--- Information provided ---

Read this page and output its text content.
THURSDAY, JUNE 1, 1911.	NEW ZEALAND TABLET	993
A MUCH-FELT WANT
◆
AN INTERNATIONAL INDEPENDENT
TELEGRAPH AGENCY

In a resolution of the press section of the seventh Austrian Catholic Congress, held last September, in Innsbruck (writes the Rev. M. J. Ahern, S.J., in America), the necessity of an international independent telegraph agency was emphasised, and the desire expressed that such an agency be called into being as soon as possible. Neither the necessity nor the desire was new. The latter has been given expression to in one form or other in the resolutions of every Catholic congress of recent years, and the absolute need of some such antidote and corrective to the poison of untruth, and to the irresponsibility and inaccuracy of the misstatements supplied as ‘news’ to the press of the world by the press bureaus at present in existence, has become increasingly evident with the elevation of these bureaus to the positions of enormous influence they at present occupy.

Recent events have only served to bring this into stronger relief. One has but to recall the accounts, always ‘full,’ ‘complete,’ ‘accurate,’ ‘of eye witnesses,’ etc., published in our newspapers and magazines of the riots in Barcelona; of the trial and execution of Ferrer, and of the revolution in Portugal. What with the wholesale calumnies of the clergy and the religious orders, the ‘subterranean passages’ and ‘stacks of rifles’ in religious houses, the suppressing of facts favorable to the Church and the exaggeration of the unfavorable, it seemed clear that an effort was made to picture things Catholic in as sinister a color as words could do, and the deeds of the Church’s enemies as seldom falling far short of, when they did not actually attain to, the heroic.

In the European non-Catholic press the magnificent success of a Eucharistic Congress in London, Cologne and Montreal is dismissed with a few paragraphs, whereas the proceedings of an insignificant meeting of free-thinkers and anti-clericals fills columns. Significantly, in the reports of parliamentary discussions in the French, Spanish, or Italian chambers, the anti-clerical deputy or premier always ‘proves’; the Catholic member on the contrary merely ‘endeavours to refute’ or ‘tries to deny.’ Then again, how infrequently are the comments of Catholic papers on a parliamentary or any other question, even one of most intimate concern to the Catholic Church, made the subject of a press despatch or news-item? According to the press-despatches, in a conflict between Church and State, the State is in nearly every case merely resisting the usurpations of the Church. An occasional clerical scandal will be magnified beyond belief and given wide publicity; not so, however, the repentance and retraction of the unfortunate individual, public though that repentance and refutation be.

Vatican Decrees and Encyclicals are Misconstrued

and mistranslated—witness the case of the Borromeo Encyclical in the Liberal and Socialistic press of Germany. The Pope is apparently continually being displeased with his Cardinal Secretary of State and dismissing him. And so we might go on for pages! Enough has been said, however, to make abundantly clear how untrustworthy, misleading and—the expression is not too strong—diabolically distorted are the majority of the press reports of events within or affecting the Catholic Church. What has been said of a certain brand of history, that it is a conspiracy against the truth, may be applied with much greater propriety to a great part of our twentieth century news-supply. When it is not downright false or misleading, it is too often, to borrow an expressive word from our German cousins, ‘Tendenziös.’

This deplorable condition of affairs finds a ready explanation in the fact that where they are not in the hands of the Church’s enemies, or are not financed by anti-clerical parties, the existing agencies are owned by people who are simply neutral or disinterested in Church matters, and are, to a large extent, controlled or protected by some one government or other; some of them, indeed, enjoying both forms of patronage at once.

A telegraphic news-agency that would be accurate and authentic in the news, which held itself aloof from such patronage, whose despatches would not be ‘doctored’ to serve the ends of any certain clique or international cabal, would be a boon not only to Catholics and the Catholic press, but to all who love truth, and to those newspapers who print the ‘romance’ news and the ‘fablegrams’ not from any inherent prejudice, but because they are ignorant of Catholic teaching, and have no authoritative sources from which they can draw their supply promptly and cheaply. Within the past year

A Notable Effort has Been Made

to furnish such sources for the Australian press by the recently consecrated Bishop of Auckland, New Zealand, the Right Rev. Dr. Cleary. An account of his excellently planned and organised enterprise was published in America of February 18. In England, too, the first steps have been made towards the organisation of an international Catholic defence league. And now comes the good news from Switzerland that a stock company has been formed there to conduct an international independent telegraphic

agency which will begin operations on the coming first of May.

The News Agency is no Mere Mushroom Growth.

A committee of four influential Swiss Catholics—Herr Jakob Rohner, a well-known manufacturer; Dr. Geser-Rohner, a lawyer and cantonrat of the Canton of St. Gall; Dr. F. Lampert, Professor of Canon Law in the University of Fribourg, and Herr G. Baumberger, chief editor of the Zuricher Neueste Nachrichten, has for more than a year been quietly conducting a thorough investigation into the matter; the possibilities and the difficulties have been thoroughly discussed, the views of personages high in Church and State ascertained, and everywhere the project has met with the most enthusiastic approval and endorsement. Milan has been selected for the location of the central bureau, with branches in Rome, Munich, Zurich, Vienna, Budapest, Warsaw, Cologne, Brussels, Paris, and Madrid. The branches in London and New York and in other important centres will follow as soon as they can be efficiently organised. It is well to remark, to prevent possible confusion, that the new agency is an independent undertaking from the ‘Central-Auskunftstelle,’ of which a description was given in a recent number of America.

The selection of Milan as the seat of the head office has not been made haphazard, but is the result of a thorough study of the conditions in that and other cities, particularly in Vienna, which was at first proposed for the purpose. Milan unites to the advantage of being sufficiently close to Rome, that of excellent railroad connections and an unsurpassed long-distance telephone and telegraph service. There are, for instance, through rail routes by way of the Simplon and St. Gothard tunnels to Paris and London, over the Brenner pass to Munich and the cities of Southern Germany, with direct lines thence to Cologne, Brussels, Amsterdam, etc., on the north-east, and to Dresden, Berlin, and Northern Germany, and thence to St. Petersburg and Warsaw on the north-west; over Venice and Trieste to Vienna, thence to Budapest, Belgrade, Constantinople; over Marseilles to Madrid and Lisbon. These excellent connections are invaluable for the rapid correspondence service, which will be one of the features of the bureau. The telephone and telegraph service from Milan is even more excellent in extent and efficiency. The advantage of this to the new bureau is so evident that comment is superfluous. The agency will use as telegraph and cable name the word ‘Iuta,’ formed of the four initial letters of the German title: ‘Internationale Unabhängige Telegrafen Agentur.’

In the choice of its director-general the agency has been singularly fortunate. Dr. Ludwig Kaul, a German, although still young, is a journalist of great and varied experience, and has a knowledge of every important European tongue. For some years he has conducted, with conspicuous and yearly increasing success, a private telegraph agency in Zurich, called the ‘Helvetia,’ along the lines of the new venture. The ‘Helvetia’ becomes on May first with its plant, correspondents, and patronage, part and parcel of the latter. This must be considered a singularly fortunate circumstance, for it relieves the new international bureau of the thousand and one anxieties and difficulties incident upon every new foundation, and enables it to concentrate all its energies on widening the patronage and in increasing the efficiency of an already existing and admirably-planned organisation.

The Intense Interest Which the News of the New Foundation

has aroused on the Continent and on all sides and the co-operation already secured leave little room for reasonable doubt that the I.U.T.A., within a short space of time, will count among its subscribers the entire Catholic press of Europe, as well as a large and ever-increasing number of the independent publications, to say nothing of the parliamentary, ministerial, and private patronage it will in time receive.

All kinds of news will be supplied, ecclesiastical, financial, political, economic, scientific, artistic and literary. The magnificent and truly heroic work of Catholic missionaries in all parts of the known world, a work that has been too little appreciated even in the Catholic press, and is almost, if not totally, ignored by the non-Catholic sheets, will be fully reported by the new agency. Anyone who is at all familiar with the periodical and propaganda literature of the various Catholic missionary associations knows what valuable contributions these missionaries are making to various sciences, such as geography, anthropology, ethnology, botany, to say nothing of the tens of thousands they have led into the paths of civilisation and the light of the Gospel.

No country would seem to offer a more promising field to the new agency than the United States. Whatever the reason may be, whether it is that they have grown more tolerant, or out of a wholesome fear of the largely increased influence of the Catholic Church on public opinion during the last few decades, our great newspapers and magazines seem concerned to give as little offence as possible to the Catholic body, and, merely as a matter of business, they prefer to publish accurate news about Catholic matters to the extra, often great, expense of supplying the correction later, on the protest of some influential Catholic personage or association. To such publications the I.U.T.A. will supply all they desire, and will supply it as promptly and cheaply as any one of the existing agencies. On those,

---

### Written problem:
In the listing above, locate each line with "promptly" and copy it.

### Answer to this task:
A telegraphic news-agency that would be accurate and authentic in the news, which held itself aloof from such patronage, whose despatches would not be ‘doctored’ to serve the ends of any certain clique or international cabal, would be a boon not only to Catholics and the Catholic press, but to all who love truth, and to those newspapers who print the ‘romance’ news and the ‘fablegrams’ not from any inherent prejudice, but because they are ignorant of Catholic teaching, and have no authoritative sources from which they can draw their supply promptly and cheaply. Within the past year
No country would seem to offer a more promising field to the new agency than the United States. Whatever the reason may be, whether it is that they have grown more tolerant, or out of a wholesome fear of the largely increased influence of the Catholic Church on public opinion during the last few decades, our great newspapers and magazines seem concerned to give as little offence as possible to the Catholic body, and, merely as a matter of business, they prefer to publish accurate news about Catholic matters to the extra, often great, expense of supplying the correction later, on the protest of some influential Catholic personage or association. To such publications the I.U.T.A. will supply all they desire, and will supply it as promptly and cheaply as any one of the existing agencies. On those,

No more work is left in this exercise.